__DIRECTIONS FOR THIS TASK__
Please duplicate, word for word, the part of the tpch_gen extension page that opens with the words containing "This resource usage" and closes with "the data (e.g.".

__PAGE__
▶
The tpch_gen
extension allows for generating TPC-H data directly in GlareDB.
This extension is built using tpchgen-rs.
The CLI, Python bindings, and WebAssembly bindings are compiled with this extension by default.
This extension will lazily allocate a 300MB text pool on the first call to any of the table functions. This text pool is never reclaimed, and is used for all subsequent function calls for this extension.
This resource usage may be prohibitively high for some environments.
This extension registers the following table functions in the tpch_gen
schema:
customer
lineitem
nation
orders
part
partsupp
region
supplier
Each table function accepts a single float argument indicating the scale factor
to use when generating data. For consistency, all functions accept this
argument, even if a scale factor isn't needed to generate the data (e.g.
nation
).
To generate "lineitem" data using a scale factor of 1:
SELECT * FROM tpch_gen.lineitem(1);
Creating all tables for the TPC-H schema use the data generation functions:
CREATE TEMP TABLE customer AS SELECT * FROM tpch_gen.customer(1);
CREATE TEMP TABLE lineitem AS SELECT * FROM tpch_gen.lineitem(1);
CREATE TEMP TABLE nation AS SELECT * FROM tpch_gen.nation(1);
CREATE TEMP TABLE orders AS SELECT * FROM tpch_gen.orders(1);
CREATE TEMP TABLE part AS SELECT * FROM tpch_gen.part(1);
CREATE TEMP TABLE partsupp AS SELECT * FROM tpch_gen.partsupp(1);
CREATE TEMP TABLE region AS SELECT * FROM tpch_gen.region(1);
CREATE TEMP TABLE supplier AS SELECT * FROM tpch_gen.supplier(1);
◀
__GIVEN INFORMATION__
▶
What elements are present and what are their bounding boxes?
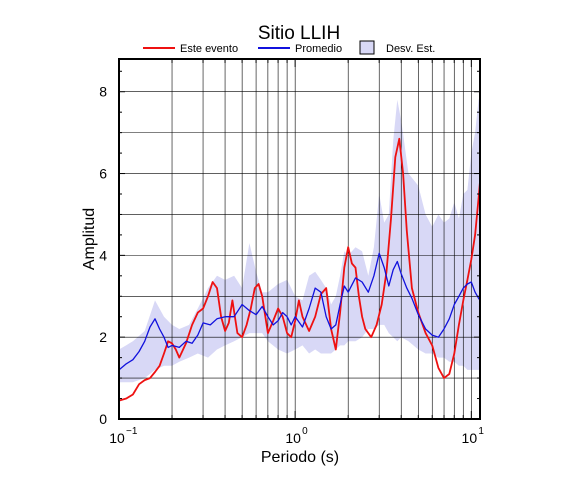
◀
__TASK ANSWER__
This resource usage may be prohibitively high for some environments.
This extension registers the following table functions in the tpch_gen
schema:
customer
lineitem
nation
orders
part
partsupp
region
supplier
Each table function accepts a single float argument indicating the scale factor
to use when generating data. For consistency, all functions accept this
argument, even if a scale factor isn't needed to generate the data (e.g.